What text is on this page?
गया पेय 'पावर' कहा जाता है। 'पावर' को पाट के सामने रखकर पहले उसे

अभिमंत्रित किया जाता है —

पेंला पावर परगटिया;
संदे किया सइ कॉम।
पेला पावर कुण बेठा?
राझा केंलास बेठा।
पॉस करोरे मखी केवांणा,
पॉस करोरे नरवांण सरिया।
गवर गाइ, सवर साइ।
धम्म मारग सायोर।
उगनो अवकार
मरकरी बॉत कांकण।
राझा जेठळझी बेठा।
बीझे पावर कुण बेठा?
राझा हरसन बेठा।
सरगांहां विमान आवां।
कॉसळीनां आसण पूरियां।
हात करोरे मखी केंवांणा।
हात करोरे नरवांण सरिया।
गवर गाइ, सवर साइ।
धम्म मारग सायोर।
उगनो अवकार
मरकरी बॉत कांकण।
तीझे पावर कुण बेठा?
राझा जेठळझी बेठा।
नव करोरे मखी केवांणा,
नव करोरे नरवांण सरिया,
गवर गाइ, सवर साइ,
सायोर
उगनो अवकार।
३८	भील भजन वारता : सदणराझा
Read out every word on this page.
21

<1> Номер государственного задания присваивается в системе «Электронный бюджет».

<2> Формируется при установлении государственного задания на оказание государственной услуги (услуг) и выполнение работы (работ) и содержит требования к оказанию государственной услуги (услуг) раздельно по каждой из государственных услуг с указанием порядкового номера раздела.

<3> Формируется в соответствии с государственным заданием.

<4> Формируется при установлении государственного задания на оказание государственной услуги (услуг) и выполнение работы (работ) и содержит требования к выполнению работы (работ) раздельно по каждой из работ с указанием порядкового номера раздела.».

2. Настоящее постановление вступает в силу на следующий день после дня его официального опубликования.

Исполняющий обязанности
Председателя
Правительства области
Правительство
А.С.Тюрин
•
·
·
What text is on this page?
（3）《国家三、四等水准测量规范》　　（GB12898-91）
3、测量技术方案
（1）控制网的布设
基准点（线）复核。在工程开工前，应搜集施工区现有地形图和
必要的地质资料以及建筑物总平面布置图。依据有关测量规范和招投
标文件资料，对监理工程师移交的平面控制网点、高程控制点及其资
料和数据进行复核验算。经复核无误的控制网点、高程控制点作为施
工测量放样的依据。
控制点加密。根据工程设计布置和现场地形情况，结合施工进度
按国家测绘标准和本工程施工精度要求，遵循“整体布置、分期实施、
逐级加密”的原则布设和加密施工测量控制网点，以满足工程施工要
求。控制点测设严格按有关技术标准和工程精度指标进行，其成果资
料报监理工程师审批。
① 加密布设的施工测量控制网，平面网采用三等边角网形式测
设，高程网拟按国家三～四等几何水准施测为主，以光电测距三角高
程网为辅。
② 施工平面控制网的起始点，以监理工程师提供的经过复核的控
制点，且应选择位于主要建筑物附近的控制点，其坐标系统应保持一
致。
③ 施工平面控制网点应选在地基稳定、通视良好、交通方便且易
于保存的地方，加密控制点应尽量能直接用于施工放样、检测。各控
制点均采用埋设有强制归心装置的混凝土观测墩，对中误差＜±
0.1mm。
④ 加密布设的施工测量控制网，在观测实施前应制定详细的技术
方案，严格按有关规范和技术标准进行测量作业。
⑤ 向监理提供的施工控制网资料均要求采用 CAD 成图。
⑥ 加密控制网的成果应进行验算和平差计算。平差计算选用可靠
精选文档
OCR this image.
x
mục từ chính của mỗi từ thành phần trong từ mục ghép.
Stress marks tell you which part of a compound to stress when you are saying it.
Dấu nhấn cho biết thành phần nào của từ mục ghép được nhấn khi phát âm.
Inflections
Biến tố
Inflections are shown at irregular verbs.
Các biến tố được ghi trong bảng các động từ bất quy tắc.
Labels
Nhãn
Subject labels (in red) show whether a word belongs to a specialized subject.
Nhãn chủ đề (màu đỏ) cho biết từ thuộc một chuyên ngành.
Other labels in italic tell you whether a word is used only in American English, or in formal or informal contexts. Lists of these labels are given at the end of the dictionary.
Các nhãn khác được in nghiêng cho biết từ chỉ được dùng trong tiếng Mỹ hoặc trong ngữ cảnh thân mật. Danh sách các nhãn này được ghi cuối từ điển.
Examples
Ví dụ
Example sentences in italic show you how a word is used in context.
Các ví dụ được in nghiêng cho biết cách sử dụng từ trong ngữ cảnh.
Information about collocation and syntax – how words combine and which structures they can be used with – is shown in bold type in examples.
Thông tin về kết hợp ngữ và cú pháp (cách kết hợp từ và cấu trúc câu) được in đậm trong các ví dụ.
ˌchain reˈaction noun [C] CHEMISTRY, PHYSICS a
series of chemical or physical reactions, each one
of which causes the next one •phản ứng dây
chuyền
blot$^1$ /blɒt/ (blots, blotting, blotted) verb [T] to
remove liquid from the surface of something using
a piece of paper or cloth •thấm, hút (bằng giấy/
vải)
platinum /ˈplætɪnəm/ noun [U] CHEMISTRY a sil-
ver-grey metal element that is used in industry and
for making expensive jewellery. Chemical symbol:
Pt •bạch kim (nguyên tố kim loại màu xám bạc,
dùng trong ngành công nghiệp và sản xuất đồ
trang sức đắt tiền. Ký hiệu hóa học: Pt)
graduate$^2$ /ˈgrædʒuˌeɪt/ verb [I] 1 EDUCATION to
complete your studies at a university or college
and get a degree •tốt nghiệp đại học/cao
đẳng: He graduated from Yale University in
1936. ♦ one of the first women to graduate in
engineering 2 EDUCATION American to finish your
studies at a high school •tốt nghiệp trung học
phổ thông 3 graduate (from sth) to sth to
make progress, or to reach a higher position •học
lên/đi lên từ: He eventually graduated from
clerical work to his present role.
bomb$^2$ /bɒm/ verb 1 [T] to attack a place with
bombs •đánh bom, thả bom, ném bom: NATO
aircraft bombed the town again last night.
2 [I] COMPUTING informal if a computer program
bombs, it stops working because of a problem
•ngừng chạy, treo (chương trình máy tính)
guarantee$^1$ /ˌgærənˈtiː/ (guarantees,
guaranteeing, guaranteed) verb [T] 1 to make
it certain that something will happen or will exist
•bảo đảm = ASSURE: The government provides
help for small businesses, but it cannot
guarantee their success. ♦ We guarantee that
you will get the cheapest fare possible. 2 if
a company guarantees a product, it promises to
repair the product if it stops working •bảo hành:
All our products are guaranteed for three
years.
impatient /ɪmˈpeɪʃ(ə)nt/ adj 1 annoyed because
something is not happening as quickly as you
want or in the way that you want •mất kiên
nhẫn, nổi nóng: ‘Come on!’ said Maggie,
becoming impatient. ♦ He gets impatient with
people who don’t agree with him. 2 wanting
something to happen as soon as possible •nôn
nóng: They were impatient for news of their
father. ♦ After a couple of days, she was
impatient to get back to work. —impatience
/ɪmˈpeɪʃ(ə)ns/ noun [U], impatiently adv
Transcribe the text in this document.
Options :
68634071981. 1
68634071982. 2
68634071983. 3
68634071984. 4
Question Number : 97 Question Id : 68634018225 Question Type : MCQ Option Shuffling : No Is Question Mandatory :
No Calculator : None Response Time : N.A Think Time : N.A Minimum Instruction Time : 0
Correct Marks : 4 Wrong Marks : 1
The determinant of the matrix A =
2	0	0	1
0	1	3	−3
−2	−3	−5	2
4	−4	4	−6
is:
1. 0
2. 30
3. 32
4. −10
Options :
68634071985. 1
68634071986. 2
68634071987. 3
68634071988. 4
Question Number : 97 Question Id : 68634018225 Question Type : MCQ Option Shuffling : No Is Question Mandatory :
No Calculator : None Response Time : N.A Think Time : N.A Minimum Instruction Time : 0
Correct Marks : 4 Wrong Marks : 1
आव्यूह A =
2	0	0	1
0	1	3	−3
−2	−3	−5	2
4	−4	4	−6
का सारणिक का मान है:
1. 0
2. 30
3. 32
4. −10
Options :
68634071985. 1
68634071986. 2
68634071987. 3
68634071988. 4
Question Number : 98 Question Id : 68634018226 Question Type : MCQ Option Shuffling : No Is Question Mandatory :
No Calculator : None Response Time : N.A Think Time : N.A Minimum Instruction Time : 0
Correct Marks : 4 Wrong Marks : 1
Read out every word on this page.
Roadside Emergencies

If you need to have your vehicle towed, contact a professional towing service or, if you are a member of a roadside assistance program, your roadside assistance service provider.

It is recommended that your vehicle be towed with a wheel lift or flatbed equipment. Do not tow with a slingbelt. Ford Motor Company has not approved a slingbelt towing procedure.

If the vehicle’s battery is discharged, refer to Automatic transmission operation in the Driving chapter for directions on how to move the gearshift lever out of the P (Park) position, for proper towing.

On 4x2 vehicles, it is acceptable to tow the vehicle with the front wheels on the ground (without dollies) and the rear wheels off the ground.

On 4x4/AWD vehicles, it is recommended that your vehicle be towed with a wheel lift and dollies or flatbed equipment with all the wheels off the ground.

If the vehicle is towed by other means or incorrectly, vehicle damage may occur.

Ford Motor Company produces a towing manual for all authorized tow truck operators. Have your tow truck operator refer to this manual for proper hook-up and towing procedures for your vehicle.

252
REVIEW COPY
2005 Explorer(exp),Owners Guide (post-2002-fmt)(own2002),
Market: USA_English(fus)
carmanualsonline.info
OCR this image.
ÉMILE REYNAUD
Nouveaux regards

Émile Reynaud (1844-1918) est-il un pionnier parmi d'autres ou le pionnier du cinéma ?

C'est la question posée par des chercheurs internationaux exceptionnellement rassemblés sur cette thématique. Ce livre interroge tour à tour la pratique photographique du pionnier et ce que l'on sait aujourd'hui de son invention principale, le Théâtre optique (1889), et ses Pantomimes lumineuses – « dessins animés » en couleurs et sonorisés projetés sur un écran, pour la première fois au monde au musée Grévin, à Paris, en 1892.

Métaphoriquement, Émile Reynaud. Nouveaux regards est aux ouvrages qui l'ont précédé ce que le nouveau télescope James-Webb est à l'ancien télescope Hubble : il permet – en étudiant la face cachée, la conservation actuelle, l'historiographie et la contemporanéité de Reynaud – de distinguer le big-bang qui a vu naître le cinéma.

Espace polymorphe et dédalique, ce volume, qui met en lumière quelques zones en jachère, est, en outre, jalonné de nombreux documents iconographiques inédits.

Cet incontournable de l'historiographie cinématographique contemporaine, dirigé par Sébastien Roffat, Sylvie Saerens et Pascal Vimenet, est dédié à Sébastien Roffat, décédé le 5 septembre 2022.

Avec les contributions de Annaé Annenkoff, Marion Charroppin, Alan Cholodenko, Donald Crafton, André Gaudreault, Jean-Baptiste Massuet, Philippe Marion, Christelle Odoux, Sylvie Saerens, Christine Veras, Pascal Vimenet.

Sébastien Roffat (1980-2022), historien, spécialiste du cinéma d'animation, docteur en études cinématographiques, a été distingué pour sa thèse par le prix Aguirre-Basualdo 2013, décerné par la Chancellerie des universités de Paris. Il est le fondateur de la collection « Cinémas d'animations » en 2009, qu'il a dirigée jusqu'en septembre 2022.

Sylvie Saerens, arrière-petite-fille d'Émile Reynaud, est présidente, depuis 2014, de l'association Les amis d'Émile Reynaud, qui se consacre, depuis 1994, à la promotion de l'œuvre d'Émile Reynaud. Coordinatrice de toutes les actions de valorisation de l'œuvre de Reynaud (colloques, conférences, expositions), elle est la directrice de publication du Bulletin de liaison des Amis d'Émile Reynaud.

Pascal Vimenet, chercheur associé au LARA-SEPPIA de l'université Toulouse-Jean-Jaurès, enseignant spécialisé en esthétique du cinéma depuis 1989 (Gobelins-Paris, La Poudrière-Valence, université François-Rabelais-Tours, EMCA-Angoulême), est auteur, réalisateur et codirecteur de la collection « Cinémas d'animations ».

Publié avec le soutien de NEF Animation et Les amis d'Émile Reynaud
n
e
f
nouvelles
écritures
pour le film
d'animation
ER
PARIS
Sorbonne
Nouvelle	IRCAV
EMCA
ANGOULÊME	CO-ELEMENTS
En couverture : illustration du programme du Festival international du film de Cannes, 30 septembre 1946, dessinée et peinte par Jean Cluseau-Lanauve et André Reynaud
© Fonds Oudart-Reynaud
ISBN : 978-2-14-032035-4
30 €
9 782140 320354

------------------------------------------------------------

REQUIREMENT: Which lines hold the word "Jean"? Copy each of them from the records.

WRITTEN RESPONSE:
Avec les contributions de Annaé Annenkoff, Marion Charroppin, Alan Cholodenko, Donald Crafton, André Gaudreault, Jean-Baptiste Massuet, Philippe Marion, Christelle Odoux, Sylvie Saerens, Christine Veras, Pascal Vimenet.
Pascal Vimenet, chercheur associé au LARA-SEPPIA de l'université Toulouse-Jean-Jaurès, enseignant spécialisé en esthétique du cinéma depuis 1989 (Gobelins-Paris, La Poudrière-Valence, université François-Rabelais-Tours, EMCA-Angoulême), est auteur, réalisateur et codirecteur de la collection « Cinémas d'animations ».
En couverture : illustration du programme du Festival international du film de Cannes, 30 septembre 1946, dessinée et peinte par Jean Cluseau-Lanauve et André Reynaud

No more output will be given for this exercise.